------ RECORDS FOR PROCESSING ------

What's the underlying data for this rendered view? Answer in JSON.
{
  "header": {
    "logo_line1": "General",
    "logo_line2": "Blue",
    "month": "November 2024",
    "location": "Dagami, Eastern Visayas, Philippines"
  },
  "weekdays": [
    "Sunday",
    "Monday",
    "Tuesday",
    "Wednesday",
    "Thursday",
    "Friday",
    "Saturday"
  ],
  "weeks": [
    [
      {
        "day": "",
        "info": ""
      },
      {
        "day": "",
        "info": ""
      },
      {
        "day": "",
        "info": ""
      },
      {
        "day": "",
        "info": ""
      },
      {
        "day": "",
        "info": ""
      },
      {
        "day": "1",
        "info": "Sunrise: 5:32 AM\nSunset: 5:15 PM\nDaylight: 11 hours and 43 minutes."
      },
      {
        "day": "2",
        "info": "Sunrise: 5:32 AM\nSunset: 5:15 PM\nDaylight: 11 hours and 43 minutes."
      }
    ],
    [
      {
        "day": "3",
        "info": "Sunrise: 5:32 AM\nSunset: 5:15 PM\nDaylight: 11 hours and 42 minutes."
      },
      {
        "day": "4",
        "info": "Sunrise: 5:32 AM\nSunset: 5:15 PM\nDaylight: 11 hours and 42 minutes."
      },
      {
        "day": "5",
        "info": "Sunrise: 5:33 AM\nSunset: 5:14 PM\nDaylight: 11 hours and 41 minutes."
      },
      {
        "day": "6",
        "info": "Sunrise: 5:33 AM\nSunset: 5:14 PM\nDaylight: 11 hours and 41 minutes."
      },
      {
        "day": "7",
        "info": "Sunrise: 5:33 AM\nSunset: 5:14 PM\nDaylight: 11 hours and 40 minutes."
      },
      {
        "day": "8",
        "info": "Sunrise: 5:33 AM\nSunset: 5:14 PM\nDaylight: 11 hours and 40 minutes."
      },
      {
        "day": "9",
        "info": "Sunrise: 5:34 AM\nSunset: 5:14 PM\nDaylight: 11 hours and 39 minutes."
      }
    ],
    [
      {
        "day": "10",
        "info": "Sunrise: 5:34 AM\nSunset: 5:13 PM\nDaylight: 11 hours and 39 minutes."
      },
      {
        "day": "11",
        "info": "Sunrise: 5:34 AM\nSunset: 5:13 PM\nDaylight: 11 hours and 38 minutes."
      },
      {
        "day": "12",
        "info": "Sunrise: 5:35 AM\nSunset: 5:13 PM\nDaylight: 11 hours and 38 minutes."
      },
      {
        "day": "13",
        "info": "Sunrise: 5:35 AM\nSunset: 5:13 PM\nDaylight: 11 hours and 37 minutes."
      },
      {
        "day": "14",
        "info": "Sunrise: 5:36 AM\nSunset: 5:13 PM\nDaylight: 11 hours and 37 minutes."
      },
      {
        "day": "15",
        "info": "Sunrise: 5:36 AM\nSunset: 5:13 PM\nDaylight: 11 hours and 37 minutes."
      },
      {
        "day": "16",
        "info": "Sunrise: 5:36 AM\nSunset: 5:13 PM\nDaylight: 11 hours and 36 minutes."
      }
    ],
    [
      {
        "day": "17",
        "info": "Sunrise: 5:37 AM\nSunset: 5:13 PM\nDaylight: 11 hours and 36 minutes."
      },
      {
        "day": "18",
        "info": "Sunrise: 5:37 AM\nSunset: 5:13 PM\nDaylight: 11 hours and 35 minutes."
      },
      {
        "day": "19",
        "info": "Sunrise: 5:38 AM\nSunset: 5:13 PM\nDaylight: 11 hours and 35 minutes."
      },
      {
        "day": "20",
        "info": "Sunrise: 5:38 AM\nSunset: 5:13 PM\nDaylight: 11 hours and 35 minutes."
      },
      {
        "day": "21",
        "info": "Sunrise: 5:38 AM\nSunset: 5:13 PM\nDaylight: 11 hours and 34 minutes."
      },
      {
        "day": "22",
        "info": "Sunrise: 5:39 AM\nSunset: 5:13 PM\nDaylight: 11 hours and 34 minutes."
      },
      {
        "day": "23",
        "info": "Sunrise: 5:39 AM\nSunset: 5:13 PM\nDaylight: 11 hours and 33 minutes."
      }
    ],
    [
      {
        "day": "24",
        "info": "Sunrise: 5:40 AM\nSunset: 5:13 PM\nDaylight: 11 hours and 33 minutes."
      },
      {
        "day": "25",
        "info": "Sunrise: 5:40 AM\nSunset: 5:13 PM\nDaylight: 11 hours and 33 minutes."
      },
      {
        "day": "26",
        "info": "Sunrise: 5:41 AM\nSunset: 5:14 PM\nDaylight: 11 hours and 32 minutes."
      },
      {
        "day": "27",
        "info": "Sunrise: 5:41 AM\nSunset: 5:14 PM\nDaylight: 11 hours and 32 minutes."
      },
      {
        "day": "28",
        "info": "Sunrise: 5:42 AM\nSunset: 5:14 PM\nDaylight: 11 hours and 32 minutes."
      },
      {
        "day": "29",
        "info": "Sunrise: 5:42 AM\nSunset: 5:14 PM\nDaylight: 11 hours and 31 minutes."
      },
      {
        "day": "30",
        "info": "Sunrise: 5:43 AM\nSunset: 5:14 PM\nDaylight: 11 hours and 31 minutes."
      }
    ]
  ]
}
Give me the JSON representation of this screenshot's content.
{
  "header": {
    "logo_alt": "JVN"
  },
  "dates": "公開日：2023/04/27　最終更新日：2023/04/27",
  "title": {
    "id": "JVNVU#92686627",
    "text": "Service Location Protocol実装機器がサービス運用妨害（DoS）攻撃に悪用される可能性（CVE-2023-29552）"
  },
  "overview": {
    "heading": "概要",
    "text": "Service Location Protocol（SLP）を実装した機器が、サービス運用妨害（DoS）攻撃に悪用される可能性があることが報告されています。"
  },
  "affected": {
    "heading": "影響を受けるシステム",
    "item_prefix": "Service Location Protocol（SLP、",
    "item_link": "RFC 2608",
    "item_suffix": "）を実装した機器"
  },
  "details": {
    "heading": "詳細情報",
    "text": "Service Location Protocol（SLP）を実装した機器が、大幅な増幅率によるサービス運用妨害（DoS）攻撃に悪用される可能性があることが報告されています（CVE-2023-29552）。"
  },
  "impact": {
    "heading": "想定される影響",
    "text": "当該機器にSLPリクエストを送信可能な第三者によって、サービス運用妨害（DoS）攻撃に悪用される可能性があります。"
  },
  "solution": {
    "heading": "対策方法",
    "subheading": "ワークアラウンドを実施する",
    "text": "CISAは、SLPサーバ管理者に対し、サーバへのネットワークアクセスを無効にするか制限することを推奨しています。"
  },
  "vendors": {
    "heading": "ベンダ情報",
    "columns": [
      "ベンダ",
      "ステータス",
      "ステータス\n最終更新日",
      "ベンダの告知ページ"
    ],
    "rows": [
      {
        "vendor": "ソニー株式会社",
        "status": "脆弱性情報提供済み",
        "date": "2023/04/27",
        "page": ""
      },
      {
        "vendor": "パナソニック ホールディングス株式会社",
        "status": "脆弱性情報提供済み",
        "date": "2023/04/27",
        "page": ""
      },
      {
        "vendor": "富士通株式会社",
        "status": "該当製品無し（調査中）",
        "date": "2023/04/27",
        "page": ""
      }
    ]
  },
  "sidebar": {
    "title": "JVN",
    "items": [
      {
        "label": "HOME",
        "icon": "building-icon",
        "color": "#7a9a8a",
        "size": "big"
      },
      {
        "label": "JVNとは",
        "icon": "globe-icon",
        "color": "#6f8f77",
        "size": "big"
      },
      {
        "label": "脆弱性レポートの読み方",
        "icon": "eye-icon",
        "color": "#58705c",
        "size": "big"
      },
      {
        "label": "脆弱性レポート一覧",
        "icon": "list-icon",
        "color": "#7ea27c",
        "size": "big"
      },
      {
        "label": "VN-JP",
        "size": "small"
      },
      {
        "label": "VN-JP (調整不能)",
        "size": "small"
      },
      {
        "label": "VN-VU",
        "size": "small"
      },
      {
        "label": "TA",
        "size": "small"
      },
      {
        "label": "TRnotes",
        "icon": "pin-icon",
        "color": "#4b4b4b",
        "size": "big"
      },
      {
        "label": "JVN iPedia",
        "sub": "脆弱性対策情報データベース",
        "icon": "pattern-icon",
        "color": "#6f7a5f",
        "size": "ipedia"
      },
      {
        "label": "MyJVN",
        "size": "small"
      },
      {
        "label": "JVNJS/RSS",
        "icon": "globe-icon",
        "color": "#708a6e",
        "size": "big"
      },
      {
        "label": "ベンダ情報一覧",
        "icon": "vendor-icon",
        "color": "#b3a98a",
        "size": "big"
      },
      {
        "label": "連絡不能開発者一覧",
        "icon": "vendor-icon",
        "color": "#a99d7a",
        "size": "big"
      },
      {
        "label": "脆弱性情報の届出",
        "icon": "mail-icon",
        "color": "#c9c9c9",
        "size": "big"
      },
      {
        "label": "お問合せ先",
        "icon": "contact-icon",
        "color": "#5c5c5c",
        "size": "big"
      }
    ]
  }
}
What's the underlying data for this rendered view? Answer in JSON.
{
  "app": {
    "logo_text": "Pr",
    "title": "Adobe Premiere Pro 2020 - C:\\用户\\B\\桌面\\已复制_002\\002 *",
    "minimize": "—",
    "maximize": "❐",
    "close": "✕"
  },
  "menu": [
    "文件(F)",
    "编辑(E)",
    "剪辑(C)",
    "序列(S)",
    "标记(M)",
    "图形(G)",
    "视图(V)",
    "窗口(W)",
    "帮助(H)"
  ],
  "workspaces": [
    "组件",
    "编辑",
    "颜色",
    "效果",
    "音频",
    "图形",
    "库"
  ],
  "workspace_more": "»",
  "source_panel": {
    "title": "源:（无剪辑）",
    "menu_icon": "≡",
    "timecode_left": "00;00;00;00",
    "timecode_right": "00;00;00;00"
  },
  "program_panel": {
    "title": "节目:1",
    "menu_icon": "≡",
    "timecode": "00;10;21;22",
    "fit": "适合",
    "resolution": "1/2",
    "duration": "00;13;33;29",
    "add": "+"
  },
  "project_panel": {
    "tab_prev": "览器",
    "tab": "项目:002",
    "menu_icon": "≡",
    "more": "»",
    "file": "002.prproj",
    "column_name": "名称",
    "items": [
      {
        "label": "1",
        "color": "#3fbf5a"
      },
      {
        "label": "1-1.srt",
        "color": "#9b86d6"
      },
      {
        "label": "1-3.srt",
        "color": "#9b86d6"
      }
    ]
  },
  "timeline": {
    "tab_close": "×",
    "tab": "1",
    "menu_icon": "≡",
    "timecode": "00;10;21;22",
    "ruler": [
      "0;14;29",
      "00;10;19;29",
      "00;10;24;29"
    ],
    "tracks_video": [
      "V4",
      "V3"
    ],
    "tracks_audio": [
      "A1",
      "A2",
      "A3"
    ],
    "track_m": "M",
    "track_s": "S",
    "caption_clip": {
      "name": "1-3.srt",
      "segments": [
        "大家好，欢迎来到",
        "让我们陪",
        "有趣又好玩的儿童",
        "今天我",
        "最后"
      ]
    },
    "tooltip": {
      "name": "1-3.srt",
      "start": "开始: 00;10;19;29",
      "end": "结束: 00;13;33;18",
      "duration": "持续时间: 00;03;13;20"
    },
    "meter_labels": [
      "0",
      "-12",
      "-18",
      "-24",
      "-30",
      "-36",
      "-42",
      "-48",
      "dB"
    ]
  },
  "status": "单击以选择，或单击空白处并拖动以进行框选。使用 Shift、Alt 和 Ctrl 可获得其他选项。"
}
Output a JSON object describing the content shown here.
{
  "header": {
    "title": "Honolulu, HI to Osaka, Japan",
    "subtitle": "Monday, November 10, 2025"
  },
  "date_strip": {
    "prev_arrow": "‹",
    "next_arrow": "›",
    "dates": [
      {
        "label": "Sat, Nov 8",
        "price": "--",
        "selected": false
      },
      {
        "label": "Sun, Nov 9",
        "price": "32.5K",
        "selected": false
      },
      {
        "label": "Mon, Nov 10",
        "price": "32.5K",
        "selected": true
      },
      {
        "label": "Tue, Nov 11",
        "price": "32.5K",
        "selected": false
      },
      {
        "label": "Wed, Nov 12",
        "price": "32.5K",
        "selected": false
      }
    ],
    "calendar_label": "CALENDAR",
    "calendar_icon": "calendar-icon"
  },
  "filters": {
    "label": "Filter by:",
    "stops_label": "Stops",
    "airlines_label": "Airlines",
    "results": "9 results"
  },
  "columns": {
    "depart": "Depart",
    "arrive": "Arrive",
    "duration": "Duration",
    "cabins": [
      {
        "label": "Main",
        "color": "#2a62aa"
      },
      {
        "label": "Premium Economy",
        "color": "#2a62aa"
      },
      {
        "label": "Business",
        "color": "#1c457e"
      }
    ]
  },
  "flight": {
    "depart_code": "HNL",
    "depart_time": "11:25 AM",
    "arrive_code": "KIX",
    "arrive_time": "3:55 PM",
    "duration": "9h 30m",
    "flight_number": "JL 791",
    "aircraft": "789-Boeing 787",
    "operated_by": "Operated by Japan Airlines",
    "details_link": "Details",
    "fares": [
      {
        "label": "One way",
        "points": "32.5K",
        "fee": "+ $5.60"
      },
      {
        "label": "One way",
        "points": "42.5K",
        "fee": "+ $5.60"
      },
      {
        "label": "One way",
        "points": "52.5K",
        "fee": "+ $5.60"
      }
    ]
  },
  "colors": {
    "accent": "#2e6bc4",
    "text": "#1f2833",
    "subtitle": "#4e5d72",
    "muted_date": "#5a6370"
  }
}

------

→ WHAT THIS TASK INVOLVES:
Copy every line of the listing that contains the word "JSON".

→ TASK SOLUTION:
What's the underlying data for this rendered view? Answer in JSON.
Give me the JSON representation of this screenshot's content.
What's the underlying data for this rendered view? Answer in JSON.
Output a JSON object describing the content shown here.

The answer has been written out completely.